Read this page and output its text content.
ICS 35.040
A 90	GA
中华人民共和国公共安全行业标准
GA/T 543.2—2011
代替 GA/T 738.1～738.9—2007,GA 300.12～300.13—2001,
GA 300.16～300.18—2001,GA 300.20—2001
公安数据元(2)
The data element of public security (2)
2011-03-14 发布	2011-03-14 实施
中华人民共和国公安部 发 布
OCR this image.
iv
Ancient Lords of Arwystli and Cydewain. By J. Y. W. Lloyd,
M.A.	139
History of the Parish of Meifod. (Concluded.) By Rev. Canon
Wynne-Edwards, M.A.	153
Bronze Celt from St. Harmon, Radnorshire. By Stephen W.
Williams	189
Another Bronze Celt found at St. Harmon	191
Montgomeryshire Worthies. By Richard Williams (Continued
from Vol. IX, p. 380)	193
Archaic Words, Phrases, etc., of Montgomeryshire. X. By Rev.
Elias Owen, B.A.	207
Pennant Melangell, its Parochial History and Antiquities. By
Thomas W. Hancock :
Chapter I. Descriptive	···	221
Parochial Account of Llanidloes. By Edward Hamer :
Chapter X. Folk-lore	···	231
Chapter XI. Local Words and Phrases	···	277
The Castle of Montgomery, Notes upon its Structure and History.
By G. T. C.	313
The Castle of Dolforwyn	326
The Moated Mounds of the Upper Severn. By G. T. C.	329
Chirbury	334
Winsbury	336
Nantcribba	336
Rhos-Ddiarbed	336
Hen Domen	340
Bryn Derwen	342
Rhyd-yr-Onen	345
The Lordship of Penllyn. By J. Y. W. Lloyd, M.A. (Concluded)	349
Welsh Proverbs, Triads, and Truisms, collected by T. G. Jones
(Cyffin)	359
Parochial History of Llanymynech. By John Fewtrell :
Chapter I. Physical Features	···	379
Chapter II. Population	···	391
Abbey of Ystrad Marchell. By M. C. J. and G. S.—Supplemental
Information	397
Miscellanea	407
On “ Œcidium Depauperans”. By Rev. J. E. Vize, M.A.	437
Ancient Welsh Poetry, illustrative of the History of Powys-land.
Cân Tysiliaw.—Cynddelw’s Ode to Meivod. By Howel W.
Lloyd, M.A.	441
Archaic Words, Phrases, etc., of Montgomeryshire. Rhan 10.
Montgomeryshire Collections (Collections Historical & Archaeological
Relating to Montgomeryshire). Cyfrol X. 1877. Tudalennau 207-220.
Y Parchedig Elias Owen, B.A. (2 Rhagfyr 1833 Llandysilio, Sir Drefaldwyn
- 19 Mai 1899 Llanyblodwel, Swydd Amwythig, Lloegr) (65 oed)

Requirement. Using the listing above, locate the lines that hold "from" and copy each one.

Solved problem.
Bronze Celt from St. Harmon, Radnorshire. By Stephen W.
from Vol. IX, p. 380)	193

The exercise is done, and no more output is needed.